╭─ Material for the task
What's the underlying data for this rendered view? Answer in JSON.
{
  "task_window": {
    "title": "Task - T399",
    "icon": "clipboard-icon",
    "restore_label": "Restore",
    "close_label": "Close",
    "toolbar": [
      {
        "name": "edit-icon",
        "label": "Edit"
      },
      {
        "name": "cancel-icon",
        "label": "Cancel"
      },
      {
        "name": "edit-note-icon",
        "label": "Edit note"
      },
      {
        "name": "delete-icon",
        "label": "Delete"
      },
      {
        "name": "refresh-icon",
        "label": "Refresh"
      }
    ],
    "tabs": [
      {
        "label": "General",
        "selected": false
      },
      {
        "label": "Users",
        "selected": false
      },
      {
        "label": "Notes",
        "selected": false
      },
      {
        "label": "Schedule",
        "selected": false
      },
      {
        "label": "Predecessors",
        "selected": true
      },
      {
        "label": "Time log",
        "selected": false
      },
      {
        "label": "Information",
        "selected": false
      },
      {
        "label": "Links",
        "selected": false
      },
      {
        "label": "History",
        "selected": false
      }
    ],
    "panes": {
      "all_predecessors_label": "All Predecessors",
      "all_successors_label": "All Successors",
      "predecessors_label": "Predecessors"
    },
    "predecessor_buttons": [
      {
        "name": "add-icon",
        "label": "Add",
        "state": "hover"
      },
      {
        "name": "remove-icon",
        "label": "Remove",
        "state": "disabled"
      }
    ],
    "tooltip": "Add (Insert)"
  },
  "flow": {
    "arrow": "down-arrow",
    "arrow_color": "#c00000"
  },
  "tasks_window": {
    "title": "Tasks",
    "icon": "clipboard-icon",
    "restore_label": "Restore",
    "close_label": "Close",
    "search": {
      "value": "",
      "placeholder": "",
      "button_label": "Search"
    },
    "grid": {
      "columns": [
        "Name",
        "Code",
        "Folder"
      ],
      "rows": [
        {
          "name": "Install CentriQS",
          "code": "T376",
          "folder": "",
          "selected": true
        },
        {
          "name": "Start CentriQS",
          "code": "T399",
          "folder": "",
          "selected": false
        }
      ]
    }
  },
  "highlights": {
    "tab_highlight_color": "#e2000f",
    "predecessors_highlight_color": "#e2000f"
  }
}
╰─
§ Short task
Extract each line from the listing above, please, and repeat it exactly.

§ Written answer
What's the underlying data for this rendered view? Answer in JSON.
{
  "task_window": {
    "title": "Task - T399",
    "icon": "clipboard-icon",
    "restore_label": "Restore",
    "close_label": "Close",
    "toolbar": [
      {
        "name": "edit-icon",
        "label": "Edit"
      },
      {
        "name": "cancel-icon",
        "label": "Cancel"
      },
      {
        "name": "edit-note-icon",
        "label": "Edit note"
      },
      {
        "name": "delete-icon",
        "label": "Delete"
      },
      {
        "name": "refresh-icon",
        "label": "Refresh"
      }
    ],
    "tabs": [
      {
        "label": "General",
        "selected": false
      },
      {
        "label": "Users",
        "selected": false
      },
      {
        "label": "Notes",
        "selected": false
      },
      {
        "label": "Schedule",
        "selected": false
      },
      {
        "label": "Predecessors",
        "selected": true
      },
      {
        "label": "Time log",
        "selected": false
      },
      {
        "label": "Information",
        "selected": false
      },
      {
        "label": "Links",
        "selected": false
      },
      {
        "label": "History",
        "selected": false
      }
    ],
    "panes": {
      "all_predecessors_label": "All Predecessors",
      "all_successors_label": "All Successors",
      "predecessors_label": "Predecessors"
    },
    "predecessor_buttons": [
      {
        "name": "add-icon",
        "label": "Add",
        "state": "hover"
      },
      {
        "name": "remove-icon",
        "label": "Remove",
        "state": "disabled"
      }
    ],
    "tooltip": "Add (Insert)"
  },
  "flow": {
    "arrow": "down-arrow",
    "arrow_color": "#c00000"
  },
  "tasks_window": {
    "title": "Tasks",
    "icon": "clipboard-icon",
    "restore_label": "Restore",
    "close_label": "Close",
    "search": {
      "value": "",
      "placeholder": "",
      "button_label": "Search"
    },
    "grid": {
      "columns": [
        "Name",
        "Code",
        "Folder"
      ],
      "rows": [
        {
          "name": "Install CentriQS",
          "code": "T376",
          "folder": "",
          "selected": true
        },
        {
          "name": "Start CentriQS",
          "code": "T399",
          "folder": "",
          "selected": false
        }
      ]
    }
  },
  "highlights": {
    "tab_highlight_color": "#e2000f",
    "predecessors_highlight_color": "#e2000f"
  }
}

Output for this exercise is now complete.